| WHAT YOU NEED TO DO |
Convert the lines below into a Markdown table with two columns, Row and Line: Row holds a running number, and Line holds the line's text. Leave out blank lines.

| RAW DATA |
──────────
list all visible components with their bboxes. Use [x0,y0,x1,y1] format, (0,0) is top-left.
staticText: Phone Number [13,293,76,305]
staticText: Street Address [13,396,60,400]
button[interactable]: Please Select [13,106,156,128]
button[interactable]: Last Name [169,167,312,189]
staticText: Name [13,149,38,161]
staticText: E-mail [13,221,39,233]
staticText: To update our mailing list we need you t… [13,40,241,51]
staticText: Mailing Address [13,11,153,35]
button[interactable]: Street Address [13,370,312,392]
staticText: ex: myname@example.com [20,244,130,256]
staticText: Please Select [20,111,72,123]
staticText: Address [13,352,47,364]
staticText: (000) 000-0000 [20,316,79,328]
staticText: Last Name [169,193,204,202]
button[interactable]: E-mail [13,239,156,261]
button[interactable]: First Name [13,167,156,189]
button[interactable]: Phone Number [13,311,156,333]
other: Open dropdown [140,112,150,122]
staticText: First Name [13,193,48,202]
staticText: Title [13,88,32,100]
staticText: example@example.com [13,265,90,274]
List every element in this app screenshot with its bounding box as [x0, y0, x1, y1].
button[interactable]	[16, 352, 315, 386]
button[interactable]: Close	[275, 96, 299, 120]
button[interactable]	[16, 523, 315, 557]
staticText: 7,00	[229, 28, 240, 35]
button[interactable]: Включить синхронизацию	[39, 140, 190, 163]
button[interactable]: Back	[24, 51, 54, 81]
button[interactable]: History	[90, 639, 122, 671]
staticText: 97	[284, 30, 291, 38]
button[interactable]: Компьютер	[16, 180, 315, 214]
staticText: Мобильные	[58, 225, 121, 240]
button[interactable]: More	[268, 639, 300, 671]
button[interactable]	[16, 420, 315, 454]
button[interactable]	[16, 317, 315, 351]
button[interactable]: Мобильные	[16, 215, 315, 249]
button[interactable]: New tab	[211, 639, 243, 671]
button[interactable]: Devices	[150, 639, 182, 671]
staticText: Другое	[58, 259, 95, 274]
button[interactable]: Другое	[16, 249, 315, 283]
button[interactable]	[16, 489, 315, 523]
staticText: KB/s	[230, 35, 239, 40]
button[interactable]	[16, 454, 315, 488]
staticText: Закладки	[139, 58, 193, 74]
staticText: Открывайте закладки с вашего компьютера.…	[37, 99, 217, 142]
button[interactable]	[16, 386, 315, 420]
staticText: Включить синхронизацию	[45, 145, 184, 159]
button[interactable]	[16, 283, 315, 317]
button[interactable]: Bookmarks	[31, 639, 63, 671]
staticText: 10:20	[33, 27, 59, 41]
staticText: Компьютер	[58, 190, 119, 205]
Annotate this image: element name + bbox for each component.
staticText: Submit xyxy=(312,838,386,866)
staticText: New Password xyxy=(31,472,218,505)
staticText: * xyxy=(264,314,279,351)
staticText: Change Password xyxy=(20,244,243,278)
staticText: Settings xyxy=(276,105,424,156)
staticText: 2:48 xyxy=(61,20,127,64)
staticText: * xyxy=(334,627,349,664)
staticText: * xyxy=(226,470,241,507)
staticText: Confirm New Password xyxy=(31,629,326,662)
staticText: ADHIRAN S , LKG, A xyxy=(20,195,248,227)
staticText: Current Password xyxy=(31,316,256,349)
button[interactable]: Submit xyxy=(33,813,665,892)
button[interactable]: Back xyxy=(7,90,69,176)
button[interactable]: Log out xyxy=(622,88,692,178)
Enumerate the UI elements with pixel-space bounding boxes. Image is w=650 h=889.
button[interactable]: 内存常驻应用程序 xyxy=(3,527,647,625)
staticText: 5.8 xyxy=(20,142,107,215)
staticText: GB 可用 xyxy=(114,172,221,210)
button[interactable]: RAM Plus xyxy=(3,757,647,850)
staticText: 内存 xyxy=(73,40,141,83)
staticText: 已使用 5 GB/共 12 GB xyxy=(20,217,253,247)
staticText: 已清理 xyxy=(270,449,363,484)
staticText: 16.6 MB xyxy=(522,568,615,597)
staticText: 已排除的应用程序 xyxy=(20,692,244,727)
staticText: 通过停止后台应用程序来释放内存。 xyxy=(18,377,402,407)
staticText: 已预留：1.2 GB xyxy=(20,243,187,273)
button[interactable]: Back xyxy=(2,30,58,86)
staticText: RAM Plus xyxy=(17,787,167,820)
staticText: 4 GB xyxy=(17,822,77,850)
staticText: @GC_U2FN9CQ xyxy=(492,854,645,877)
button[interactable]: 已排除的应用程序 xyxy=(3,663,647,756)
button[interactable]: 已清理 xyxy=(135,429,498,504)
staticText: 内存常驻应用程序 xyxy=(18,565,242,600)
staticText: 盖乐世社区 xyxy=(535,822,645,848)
──────────
| SOLUTION TO THE EXERCISE |
| Row | Line |
|---|---|
| 1 | list all visible components with their bboxes. Use [x0,y0,x1,y1] format, (0,0) is top-left. |
| 2 | staticText: Phone Number [13,293,76,305] |
| 3 | staticText: Street Address [13,396,60,400] |
| 4 | button[interactable]: Please Select [13,106,156,128] |
| 5 | button[interactable]: Last Name [169,167,312,189] |
| 6 | staticText: Name [13,149,38,161] |
| 7 | staticText: E-mail [13,221,39,233] |
| 8 | staticText: To update our mailing list we need you t… [13,40,241,51] |
| 9 | staticText: Mailing Address [13,11,153,35] |
| 10 | button[interactable]: Street Address [13,370,312,392] |
| 11 | staticText: ex: myname@example.com [20,244,130,256] |
| 12 | staticText: Please Select [20,111,72,123] |
| 13 | staticText: Address [13,352,47,364] |
| 14 | staticText: (000) 000-0000 [20,316,79,328] |
| 15 | staticText: Last Name [169,193,204,202] |
| 16 | button[interactable]: E-mail [13,239,156,261] |
| 17 | button[interactable]: First Name [13,167,156,189] |
| 18 | button[interactable]: Phone Number [13,311,156,333] |
| 19 | other: Open dropdown [140,112,150,122] |
| 20 | staticText: First Name [13,193,48,202] |
| 21 | staticText: Title [13,88,32,100] |
| 22 | staticText: example@example.com [13,265,90,274] |
| 23 | List every element in this app screenshot with its bounding box as [x0, y0, x1, y1]. |
| 24 | button[interactable]	[16, 352, 315, 386] |
| 25 | button[interactable]: Close	[275, 96, 299, 120] |
| 26 | button[interactable]	[16, 523, 315, 557] |
| 27 | staticText: 7,00	[229, 28, 240, 35] |
| 28 | button[interactable]: Включить синхронизацию	[39, 140, 190, 163] |
| 29 | button[interactable]: Back	[24, 51, 54, 81] |
| 30 | button[interactable]: History	[90, 639, 122, 671] |
| 31 | staticText: 97	[284, 30, 291, 38] |
| 32 | button[interactable]: Компьютер	[16, 180, 315, 214] |
| 33 | staticText: Мобильные	[58, 225, 121, 240] |
| 34 | button[interactable]: More	[268, 639, 300, 671] |
| 35 | button[interactable]	[16, 420, 315, 454] |
| 36 | button[interactable]	[16, 317, 315, 351] |
| 37 | button[interactable]: Мобильные	[16, 215, 315, 249] |
| 38 | button[interactable]: New tab	[211, 639, 243, 671] |
| 39 | button[interactable]: Devices	[150, 639, 182, 671] |
| 40 | staticText: Другое	[58, 259, 95, 274] |
| 41 | button[interactable]: Другое	[16, 249, 315, 283] |
| 42 | button[interactable]	[16, 489, 315, 523] |
| 43 | staticText: KB/s	[230, 35, 239, 40] |
| 44 | button[interactable]	[16, 454, 315, 488] |
| 45 | staticText: Закладки	[139, 58, 193, 74] |
| 46 | staticText: Открывайте закладки с вашего компьютера.…	[37, 99, 217, 142] |
| 47 | button[interactable]	[16, 386, 315, 420] |
| 48 | staticText: Включить синхронизацию	[45, 145, 184, 159] |
| 49 | button[interactable]	[16, 283, 315, 317] |
| 50 | button[interactable]: Bookmarks	[31, 639, 63, 671] |
| 51 | staticText: 10:20	[33, 27, 59, 41] |
| 52 | staticText: Компьютер	[58, 190, 119, 205] |
| 53 | Annotate this image: element name + bbox for each component. |
| 54 | staticText: Submit xyxy=(312,838,386,866) |
| 55 | staticText: New Password xyxy=(31,472,218,505) |
| 56 | staticText: * xyxy=(264,314,279,351) |
| 57 | staticText: Change Password xyxy=(20,244,243,278) |
| 58 | staticText: Settings xyxy=(276,105,424,156) |
| 59 | staticText: 2:48 xyxy=(61,20,127,64) |
| 60 | staticText: * xyxy=(334,627,349,664) |
| 61 | staticText: * xyxy=(226,470,241,507) |
| 62 | staticText: Confirm New Password xyxy=(31,629,326,662) |
| 63 | staticText: ADHIRAN S , LKG, A xyxy=(20,195,248,227) |
| 64 | staticText: Current Password xyxy=(31,316,256,349) |
| 65 | button[interactable]: Submit xyxy=(33,813,665,892) |
| 66 | button[interactable]: Back xyxy=(7,90,69,176) |
| 67 | button[interactable]: Log out xyxy=(622,88,692,178) |
| 68 | Enumerate the UI elements with pixel-space bounding boxes. Image is w=650 h=889. |
| 69 | button[interactable]: 内存常驻应用程序 xyxy=(3,527,647,625) |
| 70 | staticText: 5.8 xyxy=(20,142,107,215) |
| 71 | staticText: GB 可用 xyxy=(114,172,221,210) |
| 72 | button[interactable]: RAM Plus xyxy=(3,757,647,850) |
| 73 | staticText: 内存 xyxy=(73,40,141,83) |
| 74 | staticText: 已使用 5 GB/共 12 GB xyxy=(20,217,253,247) |
| 75 | staticText: 已清理 xyxy=(270,449,363,484) |
| 76 | staticText: 16.6 MB xyxy=(522,568,615,597) |
| 77 | staticText: 已排除的应用程序 xyxy=(20,692,244,727) |
| 78 | staticText: 通过停止后台应用程序来释放内存。 xyxy=(18,377,402,407) |
| 79 | staticText: 已预留：1.2 GB xyxy=(20,243,187,273) |
| 80 | button[interactable]: Back xyxy=(2,30,58,86) |
| 81 | staticText: RAM Plus xyxy=(17,787,167,820) |
| 82 | staticText: 4 GB xyxy=(17,822,77,850) |
| 83 | staticText: @GC_U2FN9CQ xyxy=(492,854,645,877) |
| 84 | button[interactable]: 已排除的应用程序 xyxy=(3,663,647,756) |
| 85 | button[interactable]: 已清理 xyxy=(135,429,498,504) |
| 86 | staticText: 内存常驻应用程序 xyxy=(18,565,242,600) |
| 87 | staticText: 盖乐世社区 xyxy=(535,822,645,848) |